▶ **Some records**
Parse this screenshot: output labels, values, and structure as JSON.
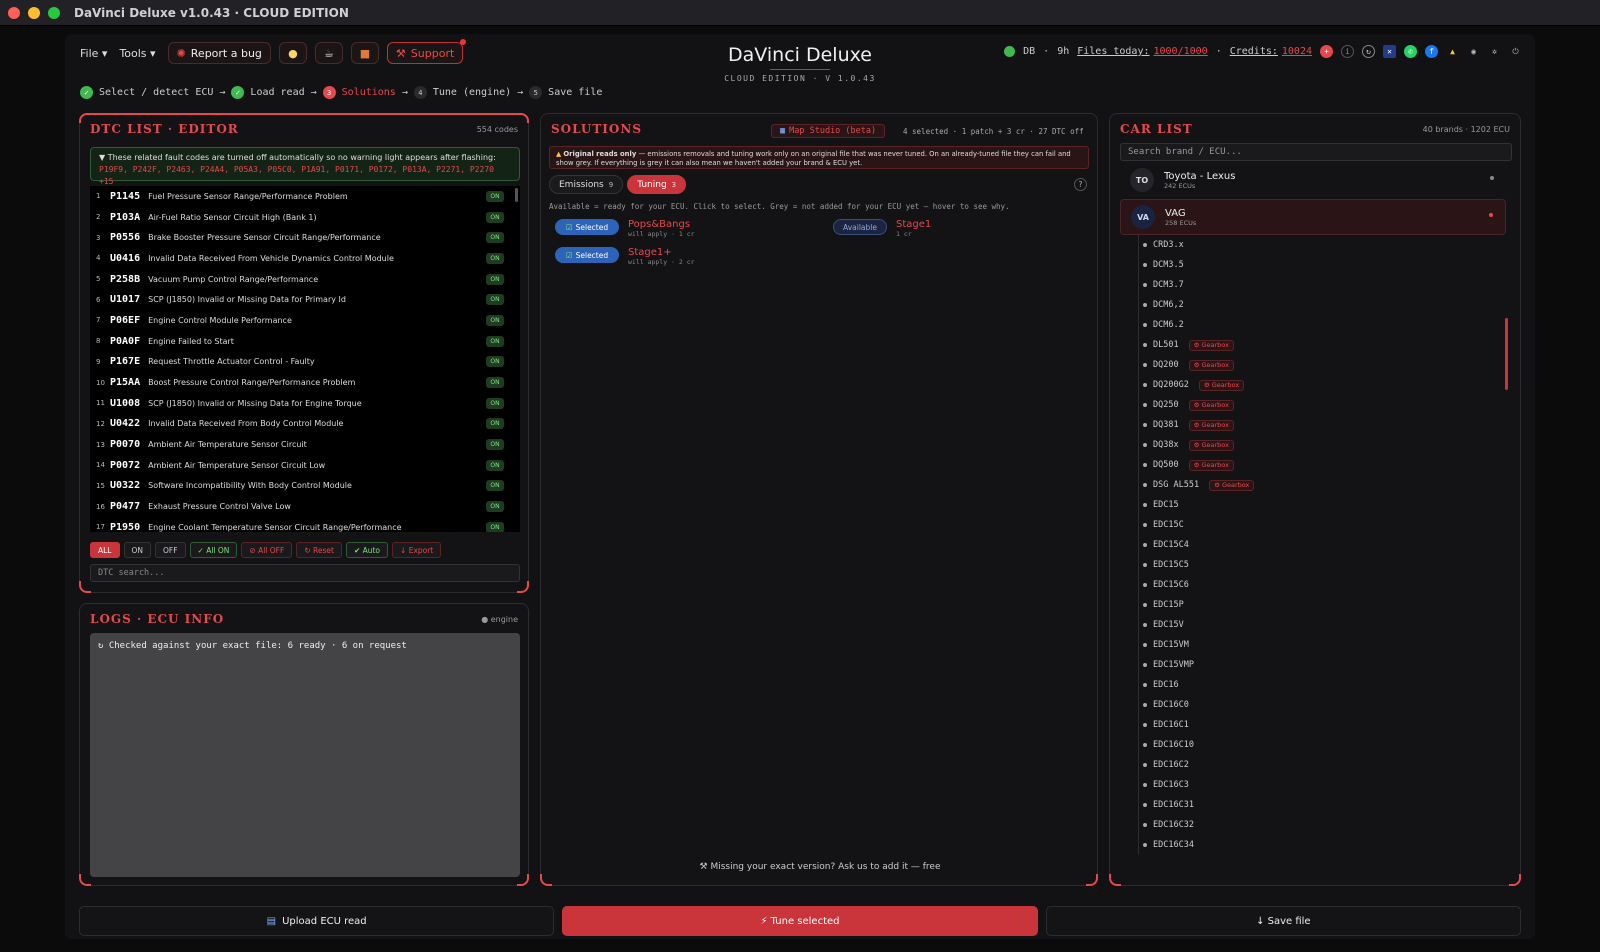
{
  "window": {
    "title": "DaVinci Deluxe v1.0.43 · CLOUD EDITION"
  },
  "menu": {
    "file": "File ▾",
    "tools": "Tools ▾",
    "report_bug": "Report a bug",
    "support": "Support"
  },
  "brand": {
    "title": "DaVinci Deluxe",
    "subtitle": "CLOUD EDITION · V 1.0.43"
  },
  "status": {
    "db": "DB",
    "uptime": "9h",
    "files_label": "Files today:",
    "files_value": "1000/1000",
    "credits_label": "Credits:",
    "credits_value": "10024",
    "sep": "·"
  },
  "steps": [
    {
      "label": "Select / detect ECU",
      "state": "done"
    },
    {
      "label": "Load read",
      "state": "done"
    },
    {
      "label": "Solutions",
      "num": "3",
      "state": "active"
    },
    {
      "label": "Tune (engine)",
      "num": "4",
      "state": "todo"
    },
    {
      "label": "Save file",
      "num": "5",
      "state": "todo"
    }
  ],
  "dtc": {
    "title": "DTC LIST · EDITOR",
    "count": "554 codes",
    "warning_text": "These related fault codes are turned off automatically so no warning light appears after flashing:",
    "warning_codes": "P19F9, P242F, P2463, P24A4, P05A3, P05C0, P1A91, P0171, P0172, P013A, P2271, P2270 +15",
    "rows": [
      {
        "n": "1",
        "code": "P1145",
        "desc": "Fuel Pressure Sensor Range/Performance Problem",
        "state": "ON"
      },
      {
        "n": "2",
        "code": "P103A",
        "desc": "Air-Fuel Ratio Sensor Circuit High (Bank 1)",
        "state": "ON"
      },
      {
        "n": "3",
        "code": "P0556",
        "desc": "Brake Booster Pressure Sensor Circuit Range/Performance",
        "state": "ON"
      },
      {
        "n": "4",
        "code": "U0416",
        "desc": "Invalid Data Received From Vehicle Dynamics Control Module",
        "state": "ON"
      },
      {
        "n": "5",
        "code": "P258B",
        "desc": "Vacuum Pump Control Range/Performance",
        "state": "ON"
      },
      {
        "n": "6",
        "code": "U1017",
        "desc": "SCP (J1850) Invalid or Missing Data for Primary Id",
        "state": "ON"
      },
      {
        "n": "7",
        "code": "P06EF",
        "desc": "Engine Control Module Performance",
        "state": "ON"
      },
      {
        "n": "8",
        "code": "P0A0F",
        "desc": "Engine Failed to Start",
        "state": "ON"
      },
      {
        "n": "9",
        "code": "P167E",
        "desc": "Request Throttle Actuator Control - Faulty",
        "state": "ON"
      },
      {
        "n": "10",
        "code": "P15AA",
        "desc": "Boost Pressure Control Range/Performance Problem",
        "state": "ON"
      },
      {
        "n": "11",
        "code": "U1008",
        "desc": "SCP (J1850) Invalid or Missing Data for Engine Torque",
        "state": "ON"
      },
      {
        "n": "12",
        "code": "U0422",
        "desc": "Invalid Data Received From Body Control Module",
        "state": "ON"
      },
      {
        "n": "13",
        "code": "P0070",
        "desc": "Ambient Air Temperature Sensor Circuit",
        "state": "ON"
      },
      {
        "n": "14",
        "code": "P0072",
        "desc": "Ambient Air Temperature Sensor Circuit Low",
        "state": "ON"
      },
      {
        "n": "15",
        "code": "U0322",
        "desc": "Software Incompatibility With Body Control Module",
        "state": "ON"
      },
      {
        "n": "16",
        "code": "P0477",
        "desc": "Exhaust Pressure Control Valve Low",
        "state": "ON"
      },
      {
        "n": "17",
        "code": "P1950",
        "desc": "Engine Coolant Temperature Sensor Circuit Range/Performance",
        "state": "ON"
      }
    ],
    "filters": [
      "ALL",
      "ON",
      "OFF",
      "✓ All ON",
      "⊘ All OFF",
      "↻ Reset",
      "✔ Auto",
      "↓ Export"
    ],
    "search_placeholder": "DTC search..."
  },
  "logs": {
    "title": "LOGS · ECU INFO",
    "tag": "● engine",
    "line": "↻ Checked against your exact file: 6 ready · 6 on request"
  },
  "solutions": {
    "title": "SOLUTIONS",
    "map_studio": "Map Studio (beta)",
    "meta": "4 selected · 1 patch + 3 cr · 27 DTC off",
    "warning_bold": "Original reads only",
    "warning_text": "— emissions removals and tuning work only on an original file that was never tuned. On an already-tuned file they can fail and show grey. If everything is grey it can also mean we haven't added your brand & ECU yet.",
    "tabs": [
      {
        "label": "Emissions",
        "count": "9"
      },
      {
        "label": "Tuning",
        "count": "3"
      }
    ],
    "hint": "Available = ready for your ECU. Click to select. Grey = not added for your ECU yet — hover to see why.",
    "items": [
      {
        "status": "Selected",
        "name": "Pops&Bangs",
        "sub": "will apply · 1 cr"
      },
      {
        "status": "Available",
        "name": "Stage1",
        "sub": "1 cr"
      },
      {
        "status": "Selected",
        "name": "Stage1+",
        "sub": "will apply · 2 cr"
      }
    ],
    "missing": "Missing your exact version? Ask us to add it — free"
  },
  "car": {
    "title": "CAR LIST",
    "meta": "40 brands · 1202 ECU",
    "search_placeholder": "Search brand / ECU...",
    "brands": [
      {
        "logo": "TO",
        "name": "Toyota - Lexus",
        "sub": "242 ECUs"
      },
      {
        "logo": "VA",
        "name": "VAG",
        "sub": "258 ECUs"
      }
    ],
    "gearbox_label": "⚙ Gearbox",
    "ecus": [
      {
        "name": "CRD3.x",
        "gearbox": false
      },
      {
        "name": "DCM3.5",
        "gearbox": false
      },
      {
        "name": "DCM3.7",
        "gearbox": false
      },
      {
        "name": "DCM6,2",
        "gearbox": false
      },
      {
        "name": "DCM6.2",
        "gearbox": false
      },
      {
        "name": "DL501",
        "gearbox": true
      },
      {
        "name": "DQ200",
        "gearbox": true
      },
      {
        "name": "DQ200G2",
        "gearbox": true
      },
      {
        "name": "DQ250",
        "gearbox": true
      },
      {
        "name": "DQ381",
        "gearbox": true
      },
      {
        "name": "DQ38x",
        "gearbox": true
      },
      {
        "name": "DQ500",
        "gearbox": true
      },
      {
        "name": "DSG AL551",
        "gearbox": true
      },
      {
        "name": "EDC15",
        "gearbox": false
      },
      {
        "name": "EDC15C",
        "gearbox": false
      },
      {
        "name": "EDC15C4",
        "gearbox": false
      },
      {
        "name": "EDC15C5",
        "gearbox": false
      },
      {
        "name": "EDC15C6",
        "gearbox": false
      },
      {
        "name": "EDC15P",
        "gearbox": false
      },
      {
        "name": "EDC15V",
        "gearbox": false
      },
      {
        "name": "EDC15VM",
        "gearbox": false
      },
      {
        "name": "EDC15VMP",
        "gearbox": false
      },
      {
        "name": "EDC16",
        "gearbox": false
      },
      {
        "name": "EDC16C0",
        "gearbox": false
      },
      {
        "name": "EDC16C1",
        "gearbox": false
      },
      {
        "name": "EDC16C10",
        "gearbox": false
      },
      {
        "name": "EDC16C2",
        "gearbox": false
      },
      {
        "name": "EDC16C3",
        "gearbox": false
      },
      {
        "name": "EDC16C31",
        "gearbox": false
      },
      {
        "name": "EDC16C32",
        "gearbox": false
      },
      {
        "name": "EDC16C34",
        "gearbox": false
      }
    ]
  },
  "bottom": {
    "upload": "Upload ECU read",
    "tune": "⚡ Tune selected",
    "save": "↓ Save file"
  },
  "colors": {
    "accent": "#e5484d",
    "ok": "#3fb950",
    "selected": "#2d63b8"
  }
}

▶ **Your goal**
Your copy should match the records word for word, with the pictures removed.

▶ **Solved problem**
Parse this screenshot: output labels, values, and structure as JSON.
{
  "window": {
    "title": "DaVinci Deluxe v1.0.43 · CLOUD EDITION"
  },
  "menu": {
    "file": "File ▾",
    "tools": "Tools ▾",
    "report_bug": "Report a bug",
    "support": "Support"
  },
  "brand": {
    "title": "DaVinci Deluxe",
    "subtitle": "CLOUD EDITION · V 1.0.43"
  },
  "status": {
    "db": "DB",
    "uptime": "9h",
    "files_label": "Files today:",
    "files_value": "1000/1000",
    "credits_label": "Credits:",
    "credits_value": "10024",
    "sep": "·"
  },
  "steps": [
    {
      "label": "Select / detect ECU",
      "state": "done"
    },
    {
      "label": "Load read",
      "state": "done"
    },
    {
      "label": "Solutions",
      "num": "3",
      "state": "active"
    },
    {
      "label": "Tune (engine)",
      "num": "4",
      "state": "todo"
    },
    {
      "label": "Save file",
      "num": "5",
      "state": "todo"
    }
  ],
  "dtc": {
    "title": "DTC LIST · EDITOR",
    "count": "554 codes",
    "warning_text": "These related fault codes are turned off automatically so no warning light appears after flashing:",
    "warning_codes": "P19F9, P242F, P2463, P24A4, P05A3, P05C0, P1A91, P0171, P0172, P013A, P2271, P2270 +15",
    "rows": [
      {
        "n": "1",
        "code": "P1145",
        "desc": "Fuel Pressure Sensor Range/Performance Problem",
        "state": "ON"
      },
      {
        "n": "2",
        "code": "P103A",
        "desc": "Air-Fuel Ratio Sensor Circuit High (Bank 1)",
        "state": "ON"
      },
      {
        "n": "3",
        "code": "P0556",
        "desc": "Brake Booster Pressure Sensor Circuit Range/Performance",
        "state": "ON"
      },
      {
        "n": "4",
        "code": "U0416",
        "desc": "Invalid Data Received From Vehicle Dynamics Control Module",
        "state": "ON"
      },
      {
        "n": "5",
        "code": "P258B",
        "desc": "Vacuum Pump Control Range/Performance",
        "state": "ON"
      },
      {
        "n": "6",
        "code": "U1017",
        "desc": "SCP (J1850) Invalid or Missing Data for Primary Id",
        "state": "ON"
      },
      {
        "n": "7",
        "code": "P06EF",
        "desc": "Engine Control Module Performance",
        "state": "ON"
      },
      {
        "n": "8",
        "code": "P0A0F",
        "desc": "Engine Failed to Start",
        "state": "ON"
      },
      {
        "n": "9",
        "code": "P167E",
        "desc": "Request Throttle Actuator Control - Faulty",
        "state": "ON"
      },
      {
        "n": "10",
        "code": "P15AA",
        "desc": "Boost Pressure Control Range/Performance Problem",
        "state": "ON"
      },
      {
        "n": "11",
        "code": "U1008",
        "desc": "SCP (J1850) Invalid or Missing Data for Engine Torque",
        "state": "ON"
      },
      {
        "n": "12",
        "code": "U0422",
        "desc": "Invalid Data Received From Body Control Module",
        "state": "ON"
      },
      {
        "n": "13",
        "code": "P0070",
        "desc": "Ambient Air Temperature Sensor Circuit",
        "state": "ON"
      },
      {
        "n": "14",
        "code": "P0072",
        "desc": "Ambient Air Temperature Sensor Circuit Low",
        "state": "ON"
      },
      {
        "n": "15",
        "code": "U0322",
        "desc": "Software Incompatibility With Body Control Module",
        "state": "ON"
      },
      {
        "n": "16",
        "code": "P0477",
        "desc": "Exhaust Pressure Control Valve Low",
        "state": "ON"
      },
      {
        "n": "17",
        "code": "P1950",
        "desc": "Engine Coolant Temperature Sensor Circuit Range/Performance",
        "state": "ON"
      }
    ],
    "filters": [
      "ALL",
      "ON",
      "OFF",
      "✓ All ON",
      "⊘ All OFF",
      "↻ Reset",
      "✔ Auto",
      "↓ Export"
    ],
    "search_placeholder": "DTC search..."
  },
  "logs": {
    "title": "LOGS · ECU INFO",
    "tag": "● engine",
    "line": "↻ Checked against your exact file: 6 ready · 6 on request"
  },
  "solutions": {
    "title": "SOLUTIONS",
    "map_studio": "Map Studio (beta)",
    "meta": "4 selected · 1 patch + 3 cr · 27 DTC off",
    "warning_bold": "Original reads only",
    "warning_text": "— emissions removals and tuning work only on an original file that was never tuned. On an already-tuned file they can fail and show grey. If everything is grey it can also mean we haven't added your brand & ECU yet.",
    "tabs": [
      {
        "label": "Emissions",
        "count": "9"
      },
      {
        "label": "Tuning",
        "count": "3"
      }
    ],
    "hint": "Available = ready for your ECU. Click to select. Grey = not added for your ECU yet — hover to see why.",
    "items": [
      {
        "status": "Selected",
        "name": "Pops&Bangs",
        "sub": "will apply · 1 cr"
      },
      {
        "status": "Available",
        "name": "Stage1",
        "sub": "1 cr"
      },
      {
        "status": "Selected",
        "name": "Stage1+",
        "sub": "will apply · 2 cr"
      }
    ],
    "missing": "Missing your exact version? Ask us to add it — free"
  },
  "car": {
    "title": "CAR LIST",
    "meta": "40 brands · 1202 ECU",
    "search_placeholder": "Search brand / ECU...",
    "brands": [
      {
        "logo": "TO",
        "name": "Toyota - Lexus",
        "sub": "242 ECUs"
      },
      {
        "logo": "VA",
        "name": "VAG",
        "sub": "258 ECUs"
      }
    ],
    "gearbox_label": "⚙ Gearbox",
    "ecus": [
      {
        "name": "CRD3.x",
        "gearbox": false
      },
      {
        "name": "DCM3.5",
        "gearbox": false
      },
      {
        "name": "DCM3.7",
        "gearbox": false
      },
      {
        "name": "DCM6,2",
        "gearbox": false
      },
      {
        "name": "DCM6.2",
        "gearbox": false
      },
      {
        "name": "DL501",
        "gearbox": true
      },
      {
        "name": "DQ200",
        "gearbox": true
      },
      {
        "name": "DQ200G2",
        "gearbox": true
      },
      {
        "name": "DQ250",
        "gearbox": true
      },
      {
        "name": "DQ381",
        "gearbox": true
      },
      {
        "name": "DQ38x",
        "gearbox": true
      },
      {
        "name": "DQ500",
        "gearbox": true
      },
      {
        "name": "DSG AL551",
        "gearbox": true
      },
      {
        "name": "EDC15",
        "gearbox": false
      },
      {
        "name": "EDC15C",
        "gearbox": false
      },
      {
        "name": "EDC15C4",
        "gearbox": false
      },
      {
        "name": "EDC15C5",
        "gearbox": false
      },
      {
        "name": "EDC15C6",
        "gearbox": false
      },
      {
        "name": "EDC15P",
        "gearbox": false
      },
      {
        "name": "EDC15V",
        "gearbox": false
      },
      {
        "name": "EDC15VM",
        "gearbox": false
      },
      {
        "name": "EDC15VMP",
        "gearbox": false
      },
      {
        "name": "EDC16",
        "gearbox": false
      },
      {
        "name": "EDC16C0",
        "gearbox": false
      },
      {
        "name": "EDC16C1",
        "gearbox": false
      },
      {
        "name": "EDC16C10",
        "gearbox": false
      },
      {
        "name": "EDC16C2",
        "gearbox": false
      },
      {
        "name": "EDC16C3",
        "gearbox": false
      },
      {
        "name": "EDC16C31",
        "gearbox": false
      },
      {
        "name": "EDC16C32",
        "gearbox": false
      },
      {
        "name": "EDC16C34",
        "gearbox": false
      }
    ]
  },
  "bottom": {
    "upload": "Upload ECU read",
    "tune": "⚡ Tune selected",
    "save": "↓ Save file"
  },
  "colors": {
    "accent": "#e5484d",
    "ok": "#3fb950",
    "selected": "#2d63b8"
  }
}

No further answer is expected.